§ Supplied records:

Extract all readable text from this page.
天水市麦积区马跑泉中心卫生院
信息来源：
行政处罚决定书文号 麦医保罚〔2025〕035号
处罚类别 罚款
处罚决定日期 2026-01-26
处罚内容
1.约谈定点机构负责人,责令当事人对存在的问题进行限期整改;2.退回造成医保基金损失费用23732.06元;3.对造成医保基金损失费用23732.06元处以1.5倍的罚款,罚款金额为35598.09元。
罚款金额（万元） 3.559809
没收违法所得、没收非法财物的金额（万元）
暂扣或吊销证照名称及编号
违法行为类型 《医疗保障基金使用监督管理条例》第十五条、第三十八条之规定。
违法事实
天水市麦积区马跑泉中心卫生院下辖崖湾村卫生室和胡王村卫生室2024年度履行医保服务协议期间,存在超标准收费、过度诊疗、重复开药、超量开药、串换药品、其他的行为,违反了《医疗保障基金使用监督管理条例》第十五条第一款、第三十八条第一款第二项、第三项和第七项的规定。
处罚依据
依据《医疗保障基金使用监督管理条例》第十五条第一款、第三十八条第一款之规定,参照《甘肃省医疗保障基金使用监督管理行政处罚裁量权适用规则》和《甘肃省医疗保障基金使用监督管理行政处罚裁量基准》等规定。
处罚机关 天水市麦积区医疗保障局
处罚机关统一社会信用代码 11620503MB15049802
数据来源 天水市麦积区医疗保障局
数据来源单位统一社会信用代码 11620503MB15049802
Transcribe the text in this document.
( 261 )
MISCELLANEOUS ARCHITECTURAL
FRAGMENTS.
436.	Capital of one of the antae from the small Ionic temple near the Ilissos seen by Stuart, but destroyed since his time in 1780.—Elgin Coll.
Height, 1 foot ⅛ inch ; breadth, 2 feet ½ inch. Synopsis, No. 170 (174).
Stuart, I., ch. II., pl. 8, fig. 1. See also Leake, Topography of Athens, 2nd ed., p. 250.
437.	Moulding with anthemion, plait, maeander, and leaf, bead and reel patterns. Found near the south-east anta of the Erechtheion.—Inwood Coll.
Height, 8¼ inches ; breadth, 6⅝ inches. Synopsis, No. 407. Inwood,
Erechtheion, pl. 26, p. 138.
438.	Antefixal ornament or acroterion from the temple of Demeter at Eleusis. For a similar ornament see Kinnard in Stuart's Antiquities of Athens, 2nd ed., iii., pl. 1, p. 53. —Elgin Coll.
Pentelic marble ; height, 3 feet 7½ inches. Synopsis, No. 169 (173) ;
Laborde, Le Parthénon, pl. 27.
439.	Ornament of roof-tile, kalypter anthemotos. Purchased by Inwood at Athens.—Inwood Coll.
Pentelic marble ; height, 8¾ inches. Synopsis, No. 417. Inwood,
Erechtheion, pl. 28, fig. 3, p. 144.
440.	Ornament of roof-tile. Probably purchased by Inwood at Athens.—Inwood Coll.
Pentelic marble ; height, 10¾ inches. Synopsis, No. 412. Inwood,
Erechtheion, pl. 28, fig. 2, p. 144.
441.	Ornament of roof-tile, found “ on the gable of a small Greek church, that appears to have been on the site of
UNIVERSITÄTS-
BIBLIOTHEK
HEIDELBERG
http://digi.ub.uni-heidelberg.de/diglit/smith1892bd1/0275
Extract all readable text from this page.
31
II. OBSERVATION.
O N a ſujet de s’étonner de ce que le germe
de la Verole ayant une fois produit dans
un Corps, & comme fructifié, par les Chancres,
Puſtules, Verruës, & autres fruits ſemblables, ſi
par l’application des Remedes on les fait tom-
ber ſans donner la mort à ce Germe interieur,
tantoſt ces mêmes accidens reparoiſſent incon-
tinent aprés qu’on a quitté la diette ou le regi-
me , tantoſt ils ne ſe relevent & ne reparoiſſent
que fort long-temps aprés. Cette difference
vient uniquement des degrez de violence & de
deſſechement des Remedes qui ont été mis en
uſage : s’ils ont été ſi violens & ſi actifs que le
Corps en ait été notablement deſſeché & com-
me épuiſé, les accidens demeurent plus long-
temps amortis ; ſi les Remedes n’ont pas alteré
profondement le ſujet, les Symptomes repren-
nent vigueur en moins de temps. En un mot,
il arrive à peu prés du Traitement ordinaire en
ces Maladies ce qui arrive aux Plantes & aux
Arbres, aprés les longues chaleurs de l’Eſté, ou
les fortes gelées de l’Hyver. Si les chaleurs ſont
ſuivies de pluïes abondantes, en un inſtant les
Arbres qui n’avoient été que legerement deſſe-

§ Request: Locate all lines that include the word "Stuart" and copy them out.

§ The completed task:
436.	Capital of one of the antae from the small Ionic temple near the Ilissos seen by Stuart, but destroyed since his time in 1780.—Elgin Coll.
Stuart, I., ch. II., pl. 8, fig. 1. See also Leake, Topography of Athens, 2nd ed., p. 250.
438.	Antefixal ornament or acroterion from the temple of Demeter at Eleusis. For a similar ornament see Kinnard in Stuart's Antiquities of Athens, 2nd ed., iii., pl. 1, p. 53. —Elgin Coll.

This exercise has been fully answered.